— Written instruction —
Return all lines with the word "Column" in them.

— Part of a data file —
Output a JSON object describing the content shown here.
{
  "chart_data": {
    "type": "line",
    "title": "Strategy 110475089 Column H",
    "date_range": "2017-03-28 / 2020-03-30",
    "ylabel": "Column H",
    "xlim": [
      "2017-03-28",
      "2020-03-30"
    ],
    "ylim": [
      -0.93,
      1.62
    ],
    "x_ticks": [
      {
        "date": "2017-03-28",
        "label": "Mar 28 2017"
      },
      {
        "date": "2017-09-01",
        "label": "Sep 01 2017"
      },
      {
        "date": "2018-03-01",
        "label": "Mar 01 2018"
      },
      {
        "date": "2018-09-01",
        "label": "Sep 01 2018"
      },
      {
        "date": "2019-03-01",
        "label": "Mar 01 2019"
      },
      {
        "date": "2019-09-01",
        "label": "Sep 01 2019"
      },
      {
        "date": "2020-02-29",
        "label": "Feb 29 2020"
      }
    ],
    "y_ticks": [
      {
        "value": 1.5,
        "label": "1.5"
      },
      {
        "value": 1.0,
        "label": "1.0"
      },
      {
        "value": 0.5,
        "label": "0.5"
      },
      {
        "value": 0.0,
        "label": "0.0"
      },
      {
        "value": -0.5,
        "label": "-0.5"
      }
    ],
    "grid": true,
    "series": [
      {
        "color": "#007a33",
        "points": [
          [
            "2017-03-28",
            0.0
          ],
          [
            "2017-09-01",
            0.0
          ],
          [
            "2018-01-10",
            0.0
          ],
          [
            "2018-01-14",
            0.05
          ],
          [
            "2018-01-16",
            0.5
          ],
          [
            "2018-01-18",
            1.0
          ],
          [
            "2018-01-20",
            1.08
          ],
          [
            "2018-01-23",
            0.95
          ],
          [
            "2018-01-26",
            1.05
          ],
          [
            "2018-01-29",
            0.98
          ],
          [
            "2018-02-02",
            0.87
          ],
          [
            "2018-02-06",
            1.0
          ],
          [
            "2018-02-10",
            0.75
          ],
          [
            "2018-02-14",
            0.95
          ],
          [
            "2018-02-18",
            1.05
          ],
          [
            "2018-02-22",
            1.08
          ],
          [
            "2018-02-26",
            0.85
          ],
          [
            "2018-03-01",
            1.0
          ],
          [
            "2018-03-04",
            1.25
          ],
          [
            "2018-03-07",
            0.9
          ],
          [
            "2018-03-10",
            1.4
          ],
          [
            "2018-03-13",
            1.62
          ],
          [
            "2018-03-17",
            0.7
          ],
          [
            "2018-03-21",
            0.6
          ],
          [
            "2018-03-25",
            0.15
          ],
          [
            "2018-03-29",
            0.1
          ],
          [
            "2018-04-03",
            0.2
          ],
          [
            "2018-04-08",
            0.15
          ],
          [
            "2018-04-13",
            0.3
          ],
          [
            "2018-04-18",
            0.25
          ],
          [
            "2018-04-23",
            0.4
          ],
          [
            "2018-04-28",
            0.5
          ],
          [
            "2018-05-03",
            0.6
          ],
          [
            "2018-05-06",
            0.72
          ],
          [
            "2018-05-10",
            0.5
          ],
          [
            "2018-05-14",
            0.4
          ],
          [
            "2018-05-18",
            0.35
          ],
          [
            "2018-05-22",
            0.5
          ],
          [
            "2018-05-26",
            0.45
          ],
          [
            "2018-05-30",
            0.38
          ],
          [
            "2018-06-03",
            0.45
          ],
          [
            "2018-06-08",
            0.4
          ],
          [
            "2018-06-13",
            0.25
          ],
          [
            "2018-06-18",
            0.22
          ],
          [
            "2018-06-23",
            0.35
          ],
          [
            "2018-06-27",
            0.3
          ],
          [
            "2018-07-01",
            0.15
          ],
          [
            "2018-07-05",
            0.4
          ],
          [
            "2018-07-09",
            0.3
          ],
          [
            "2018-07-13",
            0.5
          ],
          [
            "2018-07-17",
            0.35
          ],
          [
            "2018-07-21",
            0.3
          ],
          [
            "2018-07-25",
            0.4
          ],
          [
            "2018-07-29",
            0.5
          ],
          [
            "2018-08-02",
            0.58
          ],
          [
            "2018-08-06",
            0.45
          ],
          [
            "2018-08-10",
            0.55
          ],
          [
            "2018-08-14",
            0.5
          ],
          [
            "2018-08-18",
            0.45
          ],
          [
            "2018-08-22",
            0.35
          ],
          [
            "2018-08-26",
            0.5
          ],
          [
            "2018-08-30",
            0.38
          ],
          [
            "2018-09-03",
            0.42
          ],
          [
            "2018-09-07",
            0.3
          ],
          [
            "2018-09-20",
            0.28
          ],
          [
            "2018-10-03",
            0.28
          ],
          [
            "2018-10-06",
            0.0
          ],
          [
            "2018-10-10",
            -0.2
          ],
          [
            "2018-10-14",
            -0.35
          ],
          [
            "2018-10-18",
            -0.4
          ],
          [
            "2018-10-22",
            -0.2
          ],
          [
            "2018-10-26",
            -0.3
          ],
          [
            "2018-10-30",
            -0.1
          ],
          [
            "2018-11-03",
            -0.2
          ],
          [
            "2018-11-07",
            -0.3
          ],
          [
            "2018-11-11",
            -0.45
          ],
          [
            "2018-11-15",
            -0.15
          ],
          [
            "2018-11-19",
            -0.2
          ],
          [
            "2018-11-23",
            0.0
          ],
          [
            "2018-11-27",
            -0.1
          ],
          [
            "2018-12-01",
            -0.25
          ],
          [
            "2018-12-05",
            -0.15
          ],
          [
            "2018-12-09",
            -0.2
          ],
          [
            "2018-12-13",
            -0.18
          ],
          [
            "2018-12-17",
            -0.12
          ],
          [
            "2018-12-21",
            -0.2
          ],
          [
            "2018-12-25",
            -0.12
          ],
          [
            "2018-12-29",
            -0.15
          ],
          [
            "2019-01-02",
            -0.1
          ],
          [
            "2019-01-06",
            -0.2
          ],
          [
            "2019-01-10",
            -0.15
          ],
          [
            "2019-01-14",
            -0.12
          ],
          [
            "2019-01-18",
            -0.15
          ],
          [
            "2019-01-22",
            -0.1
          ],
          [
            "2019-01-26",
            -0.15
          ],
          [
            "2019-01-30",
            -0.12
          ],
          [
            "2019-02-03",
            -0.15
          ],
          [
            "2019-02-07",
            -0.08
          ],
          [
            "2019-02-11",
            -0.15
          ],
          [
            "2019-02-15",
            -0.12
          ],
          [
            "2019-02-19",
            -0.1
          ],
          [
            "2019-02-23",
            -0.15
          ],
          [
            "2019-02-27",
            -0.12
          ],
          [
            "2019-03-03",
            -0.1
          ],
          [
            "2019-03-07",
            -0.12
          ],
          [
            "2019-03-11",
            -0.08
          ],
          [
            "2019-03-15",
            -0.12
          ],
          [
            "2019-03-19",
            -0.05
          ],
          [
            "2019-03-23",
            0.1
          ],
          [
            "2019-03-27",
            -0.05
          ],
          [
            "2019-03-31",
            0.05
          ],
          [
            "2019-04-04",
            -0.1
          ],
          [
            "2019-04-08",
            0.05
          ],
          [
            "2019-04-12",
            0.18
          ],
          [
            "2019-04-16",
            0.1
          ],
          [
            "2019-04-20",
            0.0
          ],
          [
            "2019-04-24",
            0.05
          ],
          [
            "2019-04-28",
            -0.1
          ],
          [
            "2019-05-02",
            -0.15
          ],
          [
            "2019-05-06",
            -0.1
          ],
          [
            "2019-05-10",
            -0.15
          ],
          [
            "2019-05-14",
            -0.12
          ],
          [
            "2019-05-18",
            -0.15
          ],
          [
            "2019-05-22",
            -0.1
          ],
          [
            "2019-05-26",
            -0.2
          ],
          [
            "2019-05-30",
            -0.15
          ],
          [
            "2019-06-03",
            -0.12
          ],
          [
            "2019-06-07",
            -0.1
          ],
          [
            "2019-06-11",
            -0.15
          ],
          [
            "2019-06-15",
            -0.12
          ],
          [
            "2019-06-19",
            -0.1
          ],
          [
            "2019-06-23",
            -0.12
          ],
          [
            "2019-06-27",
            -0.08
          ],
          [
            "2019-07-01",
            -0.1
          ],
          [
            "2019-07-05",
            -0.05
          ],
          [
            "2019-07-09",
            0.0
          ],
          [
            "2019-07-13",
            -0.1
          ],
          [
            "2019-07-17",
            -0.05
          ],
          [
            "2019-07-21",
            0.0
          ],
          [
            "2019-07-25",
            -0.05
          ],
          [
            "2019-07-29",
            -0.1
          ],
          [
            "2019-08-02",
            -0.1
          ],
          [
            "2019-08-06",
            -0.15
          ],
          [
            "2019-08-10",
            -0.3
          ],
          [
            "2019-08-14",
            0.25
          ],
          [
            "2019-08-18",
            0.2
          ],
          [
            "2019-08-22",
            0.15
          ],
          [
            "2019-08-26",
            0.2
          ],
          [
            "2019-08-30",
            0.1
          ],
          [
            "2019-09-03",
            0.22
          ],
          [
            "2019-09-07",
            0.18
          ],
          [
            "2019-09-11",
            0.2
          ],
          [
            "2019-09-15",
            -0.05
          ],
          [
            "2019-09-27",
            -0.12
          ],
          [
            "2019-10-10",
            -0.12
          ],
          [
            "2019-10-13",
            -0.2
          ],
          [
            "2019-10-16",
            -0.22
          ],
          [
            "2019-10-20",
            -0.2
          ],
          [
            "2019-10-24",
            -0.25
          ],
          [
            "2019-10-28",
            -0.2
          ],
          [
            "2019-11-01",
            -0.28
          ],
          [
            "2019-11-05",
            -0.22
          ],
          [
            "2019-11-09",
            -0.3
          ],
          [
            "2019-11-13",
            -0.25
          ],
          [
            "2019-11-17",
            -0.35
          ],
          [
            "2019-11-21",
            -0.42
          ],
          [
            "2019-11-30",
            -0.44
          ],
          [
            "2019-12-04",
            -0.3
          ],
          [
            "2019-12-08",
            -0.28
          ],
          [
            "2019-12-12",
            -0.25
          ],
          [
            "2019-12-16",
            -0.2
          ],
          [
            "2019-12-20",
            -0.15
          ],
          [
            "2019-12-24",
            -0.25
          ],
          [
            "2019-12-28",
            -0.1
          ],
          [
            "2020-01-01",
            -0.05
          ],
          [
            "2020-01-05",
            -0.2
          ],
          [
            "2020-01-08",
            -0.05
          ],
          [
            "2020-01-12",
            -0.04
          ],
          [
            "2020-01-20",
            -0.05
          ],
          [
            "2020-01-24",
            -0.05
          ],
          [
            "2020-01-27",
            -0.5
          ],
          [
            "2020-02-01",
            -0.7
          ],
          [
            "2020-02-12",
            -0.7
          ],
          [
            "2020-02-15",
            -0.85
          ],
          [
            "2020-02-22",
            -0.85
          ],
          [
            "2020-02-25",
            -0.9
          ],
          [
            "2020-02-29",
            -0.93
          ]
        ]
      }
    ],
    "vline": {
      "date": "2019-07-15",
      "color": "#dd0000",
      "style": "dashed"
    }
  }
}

— Task result —
    "title": "Strategy 110475089 Column H",
    "ylabel": "Column H",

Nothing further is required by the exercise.